> What is needed
Pull out each line of the data that includes the word "Figlie".

• • •

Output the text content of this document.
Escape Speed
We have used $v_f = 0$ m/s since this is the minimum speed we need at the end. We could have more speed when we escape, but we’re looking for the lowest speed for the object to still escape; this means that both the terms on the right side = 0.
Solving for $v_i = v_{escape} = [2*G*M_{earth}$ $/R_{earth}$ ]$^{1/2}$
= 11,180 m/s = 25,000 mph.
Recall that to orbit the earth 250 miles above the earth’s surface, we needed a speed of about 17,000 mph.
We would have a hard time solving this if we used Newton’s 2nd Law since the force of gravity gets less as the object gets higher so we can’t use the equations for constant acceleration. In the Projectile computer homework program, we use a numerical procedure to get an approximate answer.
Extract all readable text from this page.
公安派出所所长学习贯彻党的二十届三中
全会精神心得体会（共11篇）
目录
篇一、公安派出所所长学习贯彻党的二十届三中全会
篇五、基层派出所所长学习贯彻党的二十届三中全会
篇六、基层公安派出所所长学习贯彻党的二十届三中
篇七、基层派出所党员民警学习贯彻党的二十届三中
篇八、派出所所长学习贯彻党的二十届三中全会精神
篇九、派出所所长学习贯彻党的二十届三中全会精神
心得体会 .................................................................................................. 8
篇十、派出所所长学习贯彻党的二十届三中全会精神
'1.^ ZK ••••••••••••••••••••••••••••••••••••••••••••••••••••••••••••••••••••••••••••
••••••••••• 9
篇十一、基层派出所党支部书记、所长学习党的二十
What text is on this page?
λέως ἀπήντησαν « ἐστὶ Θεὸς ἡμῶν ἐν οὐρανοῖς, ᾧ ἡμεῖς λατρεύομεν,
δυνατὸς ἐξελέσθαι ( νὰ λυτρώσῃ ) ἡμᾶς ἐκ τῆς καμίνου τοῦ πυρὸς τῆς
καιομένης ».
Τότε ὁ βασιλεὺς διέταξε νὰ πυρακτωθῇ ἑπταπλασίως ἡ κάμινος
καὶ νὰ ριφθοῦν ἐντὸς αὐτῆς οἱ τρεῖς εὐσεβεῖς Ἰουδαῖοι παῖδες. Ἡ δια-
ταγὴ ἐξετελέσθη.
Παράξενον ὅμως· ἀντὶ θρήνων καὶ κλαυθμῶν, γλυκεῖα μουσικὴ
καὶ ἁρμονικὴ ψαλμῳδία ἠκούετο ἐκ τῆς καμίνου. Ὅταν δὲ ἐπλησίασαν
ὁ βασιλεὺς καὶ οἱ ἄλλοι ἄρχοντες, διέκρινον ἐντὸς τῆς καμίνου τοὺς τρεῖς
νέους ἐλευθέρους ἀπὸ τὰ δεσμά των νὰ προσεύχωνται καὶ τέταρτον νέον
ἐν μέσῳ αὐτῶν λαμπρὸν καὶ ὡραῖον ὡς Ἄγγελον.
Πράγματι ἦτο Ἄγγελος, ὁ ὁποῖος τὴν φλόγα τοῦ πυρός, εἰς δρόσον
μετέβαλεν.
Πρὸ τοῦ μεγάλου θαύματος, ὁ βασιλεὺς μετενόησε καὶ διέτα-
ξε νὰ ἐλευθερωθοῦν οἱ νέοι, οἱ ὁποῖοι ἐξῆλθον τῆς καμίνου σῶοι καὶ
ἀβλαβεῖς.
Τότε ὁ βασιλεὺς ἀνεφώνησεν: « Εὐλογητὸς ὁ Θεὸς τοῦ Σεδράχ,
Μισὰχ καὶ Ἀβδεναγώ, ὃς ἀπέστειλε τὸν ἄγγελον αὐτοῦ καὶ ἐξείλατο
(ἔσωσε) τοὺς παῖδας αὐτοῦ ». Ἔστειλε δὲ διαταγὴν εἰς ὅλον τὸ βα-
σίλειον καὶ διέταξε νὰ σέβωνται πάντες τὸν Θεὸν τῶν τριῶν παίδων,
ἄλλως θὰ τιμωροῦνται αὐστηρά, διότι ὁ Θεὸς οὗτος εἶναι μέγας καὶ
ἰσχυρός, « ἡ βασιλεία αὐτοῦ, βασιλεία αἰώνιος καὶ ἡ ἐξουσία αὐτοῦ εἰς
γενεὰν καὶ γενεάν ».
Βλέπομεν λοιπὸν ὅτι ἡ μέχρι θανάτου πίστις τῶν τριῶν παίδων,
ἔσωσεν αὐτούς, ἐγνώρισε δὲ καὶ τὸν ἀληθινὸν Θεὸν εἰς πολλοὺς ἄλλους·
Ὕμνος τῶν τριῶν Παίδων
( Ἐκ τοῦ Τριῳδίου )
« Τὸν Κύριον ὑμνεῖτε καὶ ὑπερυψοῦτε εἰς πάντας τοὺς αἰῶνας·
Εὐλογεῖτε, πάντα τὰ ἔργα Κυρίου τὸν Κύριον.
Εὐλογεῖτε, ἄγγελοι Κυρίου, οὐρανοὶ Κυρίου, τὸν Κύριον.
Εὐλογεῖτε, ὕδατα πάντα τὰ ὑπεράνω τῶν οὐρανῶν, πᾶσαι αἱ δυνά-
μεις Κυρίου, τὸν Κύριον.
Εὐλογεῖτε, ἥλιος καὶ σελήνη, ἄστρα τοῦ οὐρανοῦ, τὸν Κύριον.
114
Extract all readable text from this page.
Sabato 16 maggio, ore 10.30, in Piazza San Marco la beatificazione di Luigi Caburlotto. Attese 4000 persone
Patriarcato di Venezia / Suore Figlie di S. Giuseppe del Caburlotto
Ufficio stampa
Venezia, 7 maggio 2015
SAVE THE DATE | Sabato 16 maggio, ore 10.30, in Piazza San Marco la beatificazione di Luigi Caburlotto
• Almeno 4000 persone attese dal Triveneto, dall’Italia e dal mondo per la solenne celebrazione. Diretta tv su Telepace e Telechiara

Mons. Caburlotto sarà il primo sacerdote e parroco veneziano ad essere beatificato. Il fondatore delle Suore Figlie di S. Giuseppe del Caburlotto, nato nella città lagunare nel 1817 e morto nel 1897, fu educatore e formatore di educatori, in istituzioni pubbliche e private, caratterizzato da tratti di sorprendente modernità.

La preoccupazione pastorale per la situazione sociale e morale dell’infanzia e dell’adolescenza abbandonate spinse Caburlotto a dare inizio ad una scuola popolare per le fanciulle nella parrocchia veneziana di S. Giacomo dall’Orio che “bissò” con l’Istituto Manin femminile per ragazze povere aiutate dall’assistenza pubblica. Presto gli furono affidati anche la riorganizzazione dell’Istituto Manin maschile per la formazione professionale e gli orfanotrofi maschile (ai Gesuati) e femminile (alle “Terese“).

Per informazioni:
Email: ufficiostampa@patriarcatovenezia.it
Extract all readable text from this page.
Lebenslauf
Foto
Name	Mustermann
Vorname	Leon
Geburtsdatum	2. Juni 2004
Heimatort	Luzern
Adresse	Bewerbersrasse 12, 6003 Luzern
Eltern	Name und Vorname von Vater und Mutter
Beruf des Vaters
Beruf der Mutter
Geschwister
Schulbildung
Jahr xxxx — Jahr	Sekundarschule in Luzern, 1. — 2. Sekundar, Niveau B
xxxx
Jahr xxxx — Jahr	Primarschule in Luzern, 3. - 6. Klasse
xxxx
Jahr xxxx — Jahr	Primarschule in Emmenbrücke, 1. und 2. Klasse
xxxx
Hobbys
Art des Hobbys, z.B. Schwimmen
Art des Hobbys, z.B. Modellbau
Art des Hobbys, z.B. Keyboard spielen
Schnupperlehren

• • •

> Full solution
Patriarcato di Venezia / Suore Figlie di S. Giuseppe del Caburlotto
Mons. Caburlotto sarà il primo sacerdote e parroco veneziano ad essere beatificato. Il fondatore delle Suore Figlie di S. Giuseppe del Caburlotto, nato nella città lagunare nel 1817 e morto nel 1897, fu educatore e formatore di educatori, in istituzioni pubbliche e private, caratterizzato da tratti di sorprendente modernità.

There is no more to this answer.